Find the lines with "hashtag" in them and copy them out.
-- START Dataset excerpts --
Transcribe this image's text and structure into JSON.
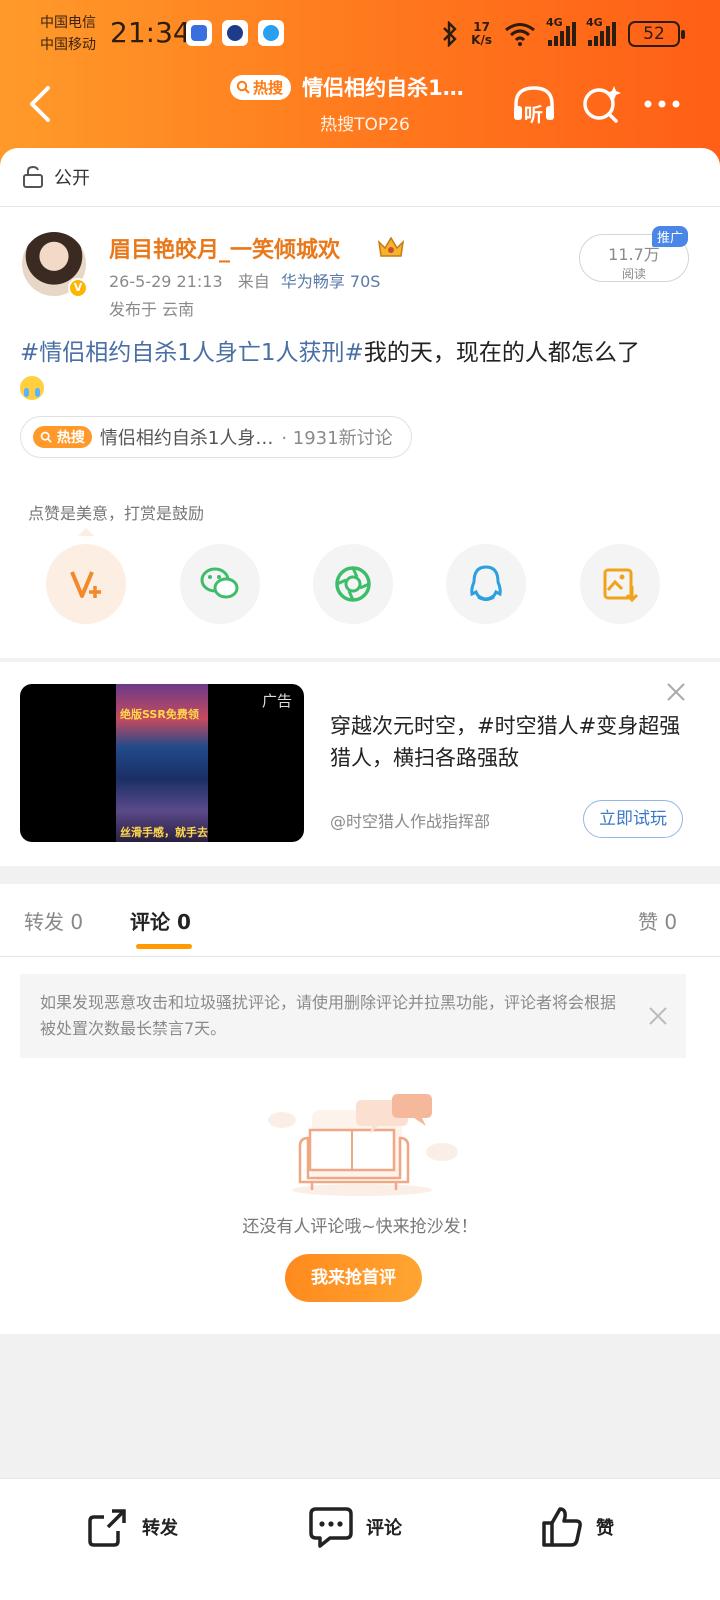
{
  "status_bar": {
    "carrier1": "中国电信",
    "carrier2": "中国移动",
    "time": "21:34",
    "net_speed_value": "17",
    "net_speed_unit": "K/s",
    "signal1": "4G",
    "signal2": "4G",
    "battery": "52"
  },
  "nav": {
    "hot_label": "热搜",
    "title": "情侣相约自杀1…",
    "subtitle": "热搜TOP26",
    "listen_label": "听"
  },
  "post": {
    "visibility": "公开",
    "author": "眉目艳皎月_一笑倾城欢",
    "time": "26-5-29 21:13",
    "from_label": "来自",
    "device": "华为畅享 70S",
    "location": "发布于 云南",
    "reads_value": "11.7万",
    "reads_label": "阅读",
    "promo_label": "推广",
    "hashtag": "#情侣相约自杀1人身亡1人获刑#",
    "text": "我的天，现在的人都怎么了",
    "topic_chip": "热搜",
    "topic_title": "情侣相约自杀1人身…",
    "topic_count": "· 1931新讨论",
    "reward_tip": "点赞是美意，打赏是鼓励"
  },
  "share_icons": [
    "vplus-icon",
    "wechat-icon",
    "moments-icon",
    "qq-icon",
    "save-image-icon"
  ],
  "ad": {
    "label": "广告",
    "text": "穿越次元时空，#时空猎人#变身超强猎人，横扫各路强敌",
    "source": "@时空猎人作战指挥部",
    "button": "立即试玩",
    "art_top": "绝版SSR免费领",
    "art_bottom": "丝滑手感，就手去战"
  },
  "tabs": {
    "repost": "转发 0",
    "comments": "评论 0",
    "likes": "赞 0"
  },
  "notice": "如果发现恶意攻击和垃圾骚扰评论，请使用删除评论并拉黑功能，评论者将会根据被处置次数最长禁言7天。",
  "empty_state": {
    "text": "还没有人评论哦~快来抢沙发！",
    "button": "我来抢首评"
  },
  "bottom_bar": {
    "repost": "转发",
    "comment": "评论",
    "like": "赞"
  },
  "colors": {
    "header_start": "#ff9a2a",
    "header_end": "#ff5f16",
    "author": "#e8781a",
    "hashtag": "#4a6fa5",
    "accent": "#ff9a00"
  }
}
-- END Dataset excerpts --
- _Exercise result_
    "hashtag": "#情侣相约自杀1人身亡1人获刑#",
    "hashtag": "#4a6fa5",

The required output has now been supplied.